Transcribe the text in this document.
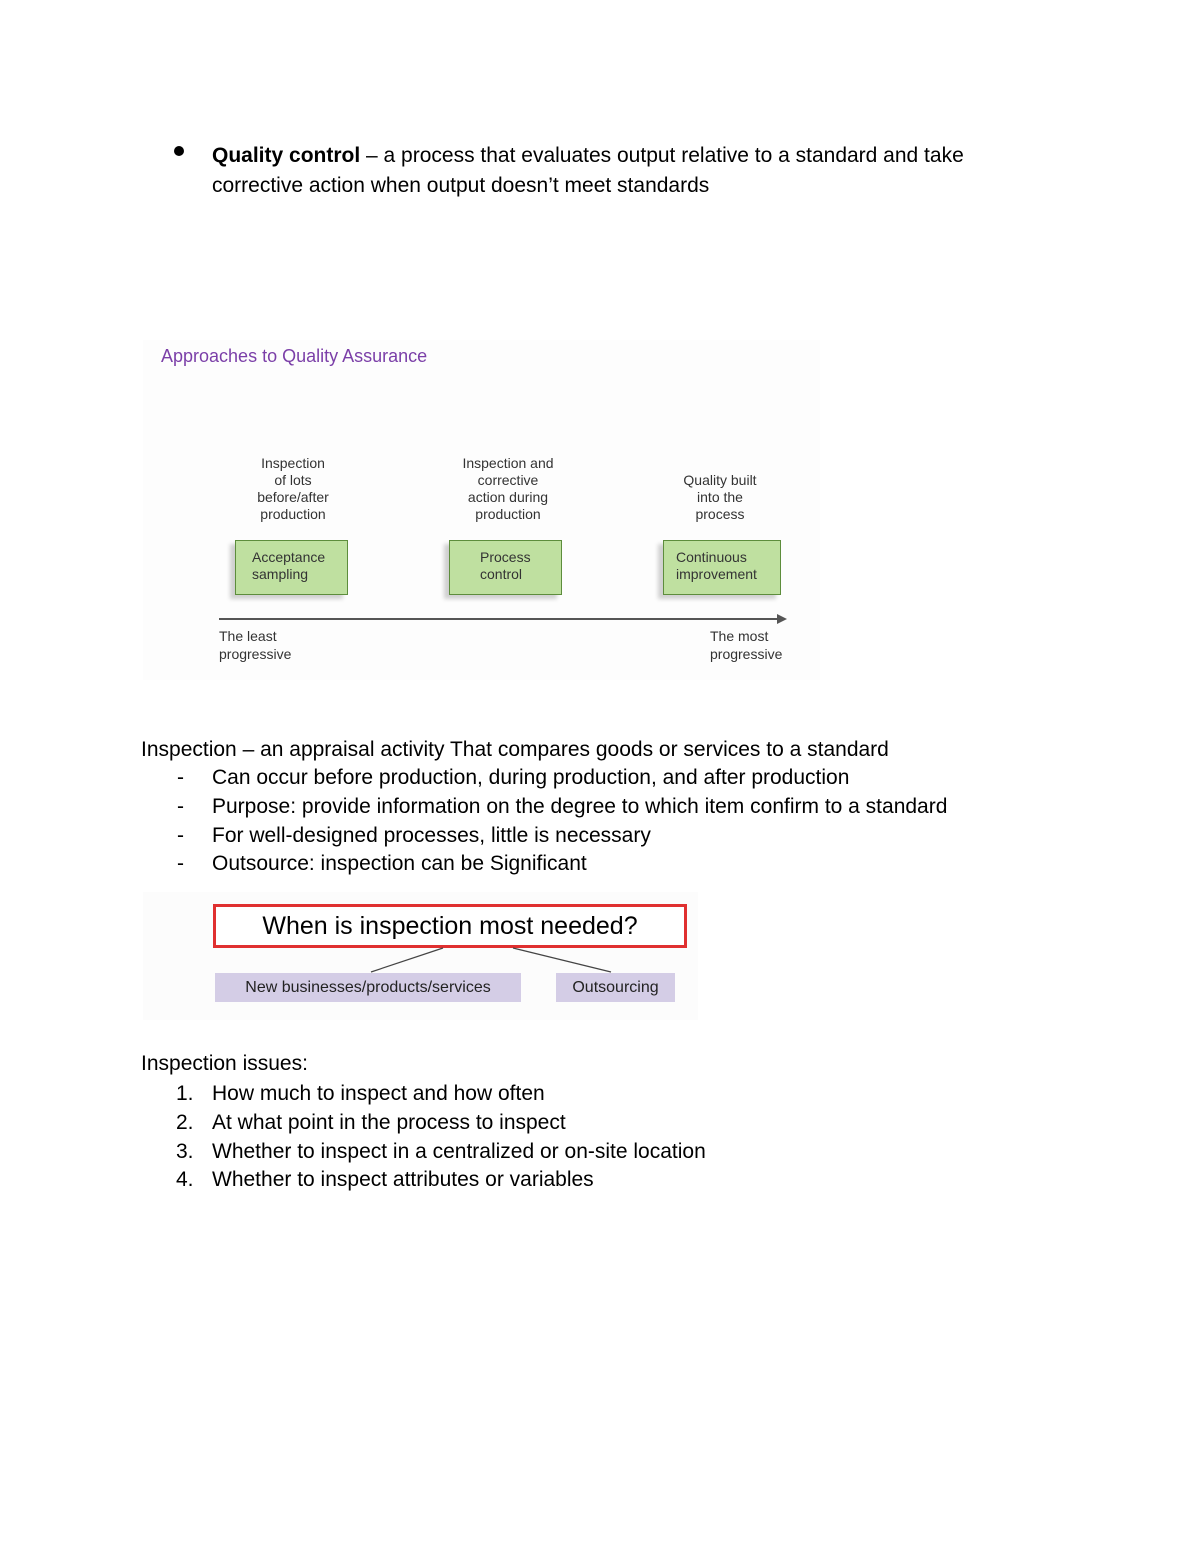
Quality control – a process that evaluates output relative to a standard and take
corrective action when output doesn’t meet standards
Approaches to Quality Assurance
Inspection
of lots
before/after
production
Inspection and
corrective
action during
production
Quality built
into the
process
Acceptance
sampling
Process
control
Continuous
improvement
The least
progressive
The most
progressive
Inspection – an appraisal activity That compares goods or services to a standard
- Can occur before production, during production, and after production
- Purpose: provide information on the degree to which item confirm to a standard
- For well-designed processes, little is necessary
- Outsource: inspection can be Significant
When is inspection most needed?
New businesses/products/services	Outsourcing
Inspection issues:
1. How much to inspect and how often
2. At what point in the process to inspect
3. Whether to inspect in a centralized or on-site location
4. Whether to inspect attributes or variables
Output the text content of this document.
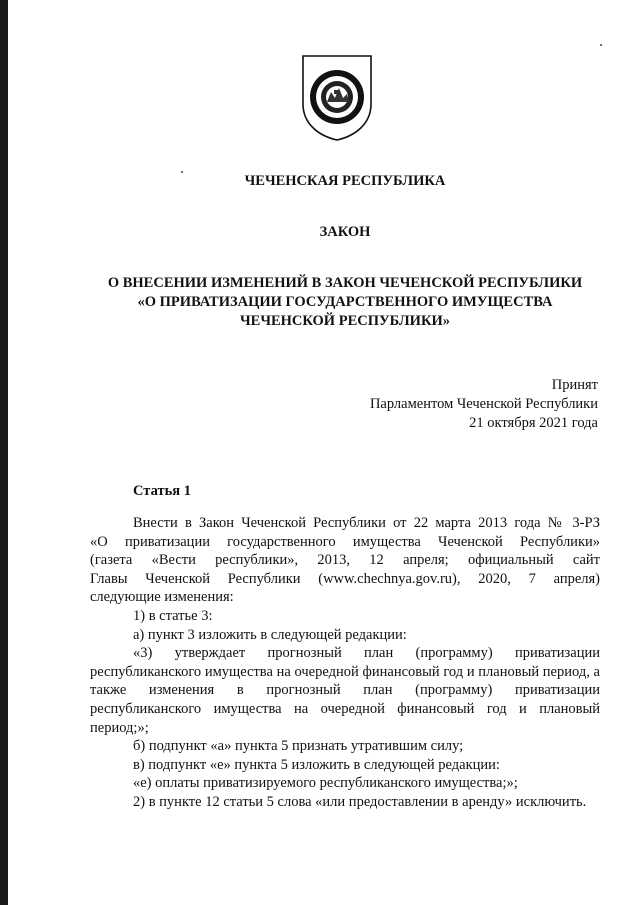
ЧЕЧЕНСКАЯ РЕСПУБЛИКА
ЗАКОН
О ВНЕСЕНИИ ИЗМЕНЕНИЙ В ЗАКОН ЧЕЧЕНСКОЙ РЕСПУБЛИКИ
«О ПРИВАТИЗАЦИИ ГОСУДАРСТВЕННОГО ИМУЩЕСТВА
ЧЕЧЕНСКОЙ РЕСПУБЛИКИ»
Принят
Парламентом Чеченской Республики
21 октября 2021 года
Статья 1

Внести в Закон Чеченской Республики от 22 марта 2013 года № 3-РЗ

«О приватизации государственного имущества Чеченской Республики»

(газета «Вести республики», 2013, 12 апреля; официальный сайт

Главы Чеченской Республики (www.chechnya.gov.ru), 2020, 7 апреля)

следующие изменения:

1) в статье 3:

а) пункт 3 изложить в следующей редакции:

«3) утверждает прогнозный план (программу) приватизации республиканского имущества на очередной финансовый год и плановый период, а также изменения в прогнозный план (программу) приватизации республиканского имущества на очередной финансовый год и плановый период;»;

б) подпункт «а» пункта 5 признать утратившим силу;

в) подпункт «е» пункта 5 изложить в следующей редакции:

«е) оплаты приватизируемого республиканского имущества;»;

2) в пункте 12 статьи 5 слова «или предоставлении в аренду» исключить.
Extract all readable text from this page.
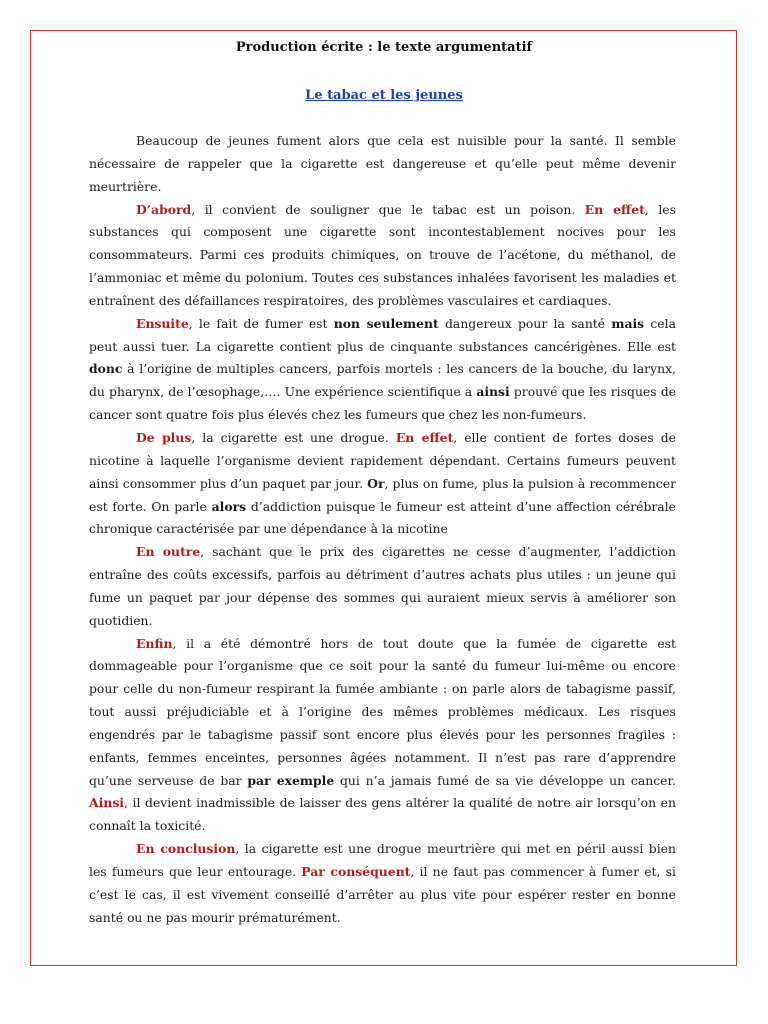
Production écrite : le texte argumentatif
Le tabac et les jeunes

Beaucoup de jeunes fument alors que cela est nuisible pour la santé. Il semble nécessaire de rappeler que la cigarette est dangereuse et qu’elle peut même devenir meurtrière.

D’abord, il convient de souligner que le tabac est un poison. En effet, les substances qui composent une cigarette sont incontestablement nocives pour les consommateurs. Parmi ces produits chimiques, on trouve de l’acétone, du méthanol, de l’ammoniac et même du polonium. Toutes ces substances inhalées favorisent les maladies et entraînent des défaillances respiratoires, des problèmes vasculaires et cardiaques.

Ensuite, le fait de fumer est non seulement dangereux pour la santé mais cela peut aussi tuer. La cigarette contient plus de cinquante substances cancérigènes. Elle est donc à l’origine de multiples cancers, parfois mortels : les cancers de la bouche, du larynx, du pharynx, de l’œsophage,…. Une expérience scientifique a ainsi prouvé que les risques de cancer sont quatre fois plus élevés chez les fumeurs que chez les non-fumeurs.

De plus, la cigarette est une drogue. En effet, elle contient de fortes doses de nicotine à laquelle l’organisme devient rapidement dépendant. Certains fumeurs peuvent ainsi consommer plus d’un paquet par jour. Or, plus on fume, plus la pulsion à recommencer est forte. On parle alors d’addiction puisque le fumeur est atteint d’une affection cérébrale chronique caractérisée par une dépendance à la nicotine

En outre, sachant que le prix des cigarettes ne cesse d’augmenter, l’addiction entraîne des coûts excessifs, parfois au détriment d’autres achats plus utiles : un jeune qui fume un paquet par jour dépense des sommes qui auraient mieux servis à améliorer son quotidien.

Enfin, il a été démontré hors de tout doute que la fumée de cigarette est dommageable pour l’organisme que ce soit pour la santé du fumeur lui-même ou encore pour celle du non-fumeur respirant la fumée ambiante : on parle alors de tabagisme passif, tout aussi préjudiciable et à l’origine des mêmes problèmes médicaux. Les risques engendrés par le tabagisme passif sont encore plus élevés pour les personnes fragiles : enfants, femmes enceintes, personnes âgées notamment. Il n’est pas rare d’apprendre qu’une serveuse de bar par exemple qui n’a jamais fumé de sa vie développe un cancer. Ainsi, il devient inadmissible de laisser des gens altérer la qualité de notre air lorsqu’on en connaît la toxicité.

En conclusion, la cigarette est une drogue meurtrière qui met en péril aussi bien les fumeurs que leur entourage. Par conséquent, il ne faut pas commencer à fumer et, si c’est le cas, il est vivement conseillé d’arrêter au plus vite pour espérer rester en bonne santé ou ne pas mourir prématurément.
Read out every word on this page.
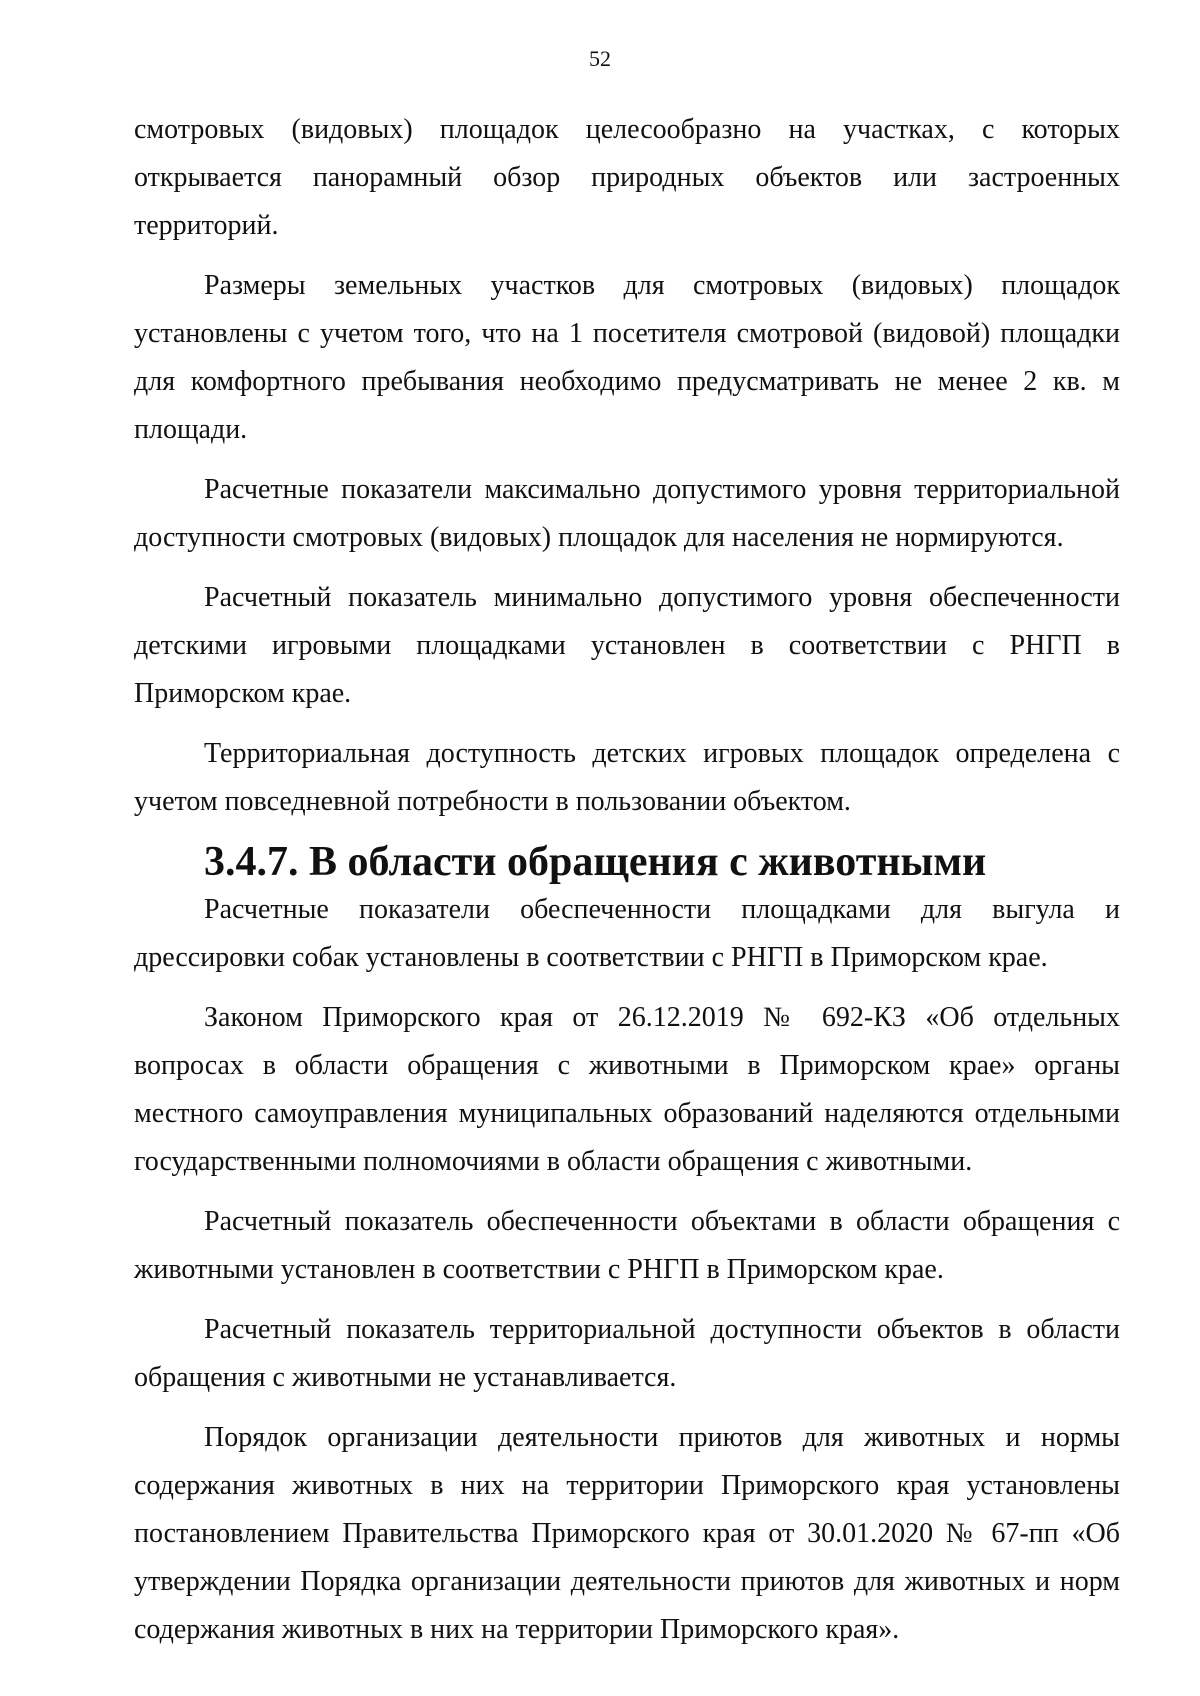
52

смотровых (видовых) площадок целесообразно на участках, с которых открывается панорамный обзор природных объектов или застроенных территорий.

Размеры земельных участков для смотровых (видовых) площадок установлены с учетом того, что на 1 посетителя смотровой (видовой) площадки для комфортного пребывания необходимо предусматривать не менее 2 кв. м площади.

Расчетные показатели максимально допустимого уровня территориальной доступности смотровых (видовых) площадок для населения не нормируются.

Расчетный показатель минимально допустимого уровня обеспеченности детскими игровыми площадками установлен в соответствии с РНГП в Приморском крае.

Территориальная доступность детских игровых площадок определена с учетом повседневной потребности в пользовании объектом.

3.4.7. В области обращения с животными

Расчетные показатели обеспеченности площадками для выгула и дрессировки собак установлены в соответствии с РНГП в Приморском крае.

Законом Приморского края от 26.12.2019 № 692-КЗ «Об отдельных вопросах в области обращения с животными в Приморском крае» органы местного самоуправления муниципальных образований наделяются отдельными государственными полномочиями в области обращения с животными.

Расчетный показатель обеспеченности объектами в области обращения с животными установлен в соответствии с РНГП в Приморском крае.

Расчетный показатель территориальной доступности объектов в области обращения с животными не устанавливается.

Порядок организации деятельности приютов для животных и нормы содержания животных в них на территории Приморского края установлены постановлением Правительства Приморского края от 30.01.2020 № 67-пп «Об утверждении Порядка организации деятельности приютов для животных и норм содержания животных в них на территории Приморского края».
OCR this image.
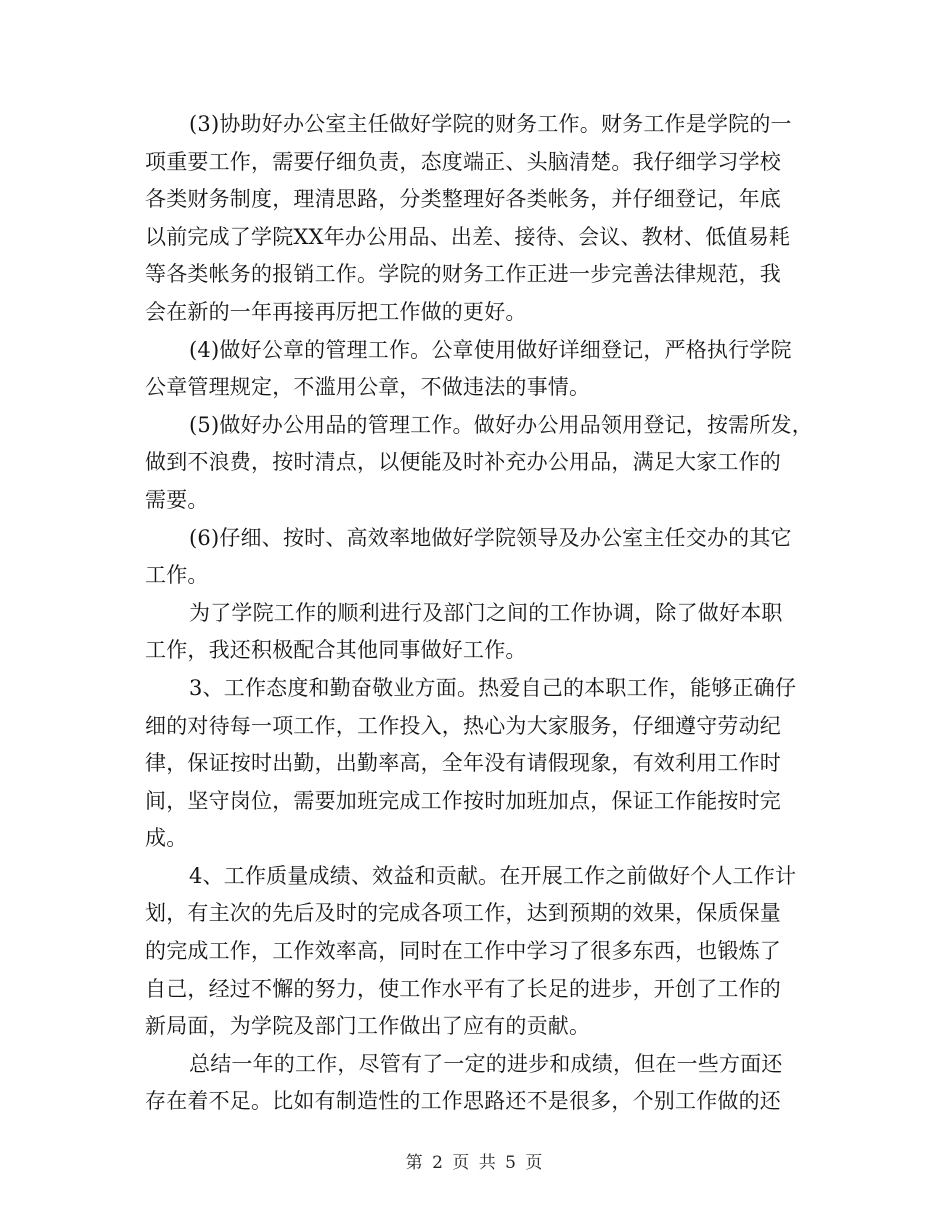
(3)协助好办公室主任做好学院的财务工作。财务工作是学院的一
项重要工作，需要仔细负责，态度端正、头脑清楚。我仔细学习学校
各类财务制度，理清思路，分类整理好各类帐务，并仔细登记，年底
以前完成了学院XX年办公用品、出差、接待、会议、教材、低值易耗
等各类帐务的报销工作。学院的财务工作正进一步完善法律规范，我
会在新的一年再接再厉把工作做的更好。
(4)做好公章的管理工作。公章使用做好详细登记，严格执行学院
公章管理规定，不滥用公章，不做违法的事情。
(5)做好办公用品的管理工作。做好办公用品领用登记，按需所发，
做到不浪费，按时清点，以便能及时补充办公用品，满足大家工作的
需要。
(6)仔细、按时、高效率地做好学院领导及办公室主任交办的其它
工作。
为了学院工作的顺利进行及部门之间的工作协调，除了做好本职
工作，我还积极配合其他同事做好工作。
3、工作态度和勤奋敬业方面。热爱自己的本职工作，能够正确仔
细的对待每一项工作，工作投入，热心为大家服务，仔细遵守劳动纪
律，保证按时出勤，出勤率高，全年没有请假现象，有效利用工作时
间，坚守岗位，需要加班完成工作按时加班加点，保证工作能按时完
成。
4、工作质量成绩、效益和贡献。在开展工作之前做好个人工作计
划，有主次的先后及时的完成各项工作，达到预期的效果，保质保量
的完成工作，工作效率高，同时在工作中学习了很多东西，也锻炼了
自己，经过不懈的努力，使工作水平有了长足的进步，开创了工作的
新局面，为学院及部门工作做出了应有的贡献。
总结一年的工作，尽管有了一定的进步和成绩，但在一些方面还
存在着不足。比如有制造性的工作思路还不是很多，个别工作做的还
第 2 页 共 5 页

==================================================

A line counts if it holds the word "services". Work out how many lines in the listing count, and give only that number.

### Answer to the exercise
2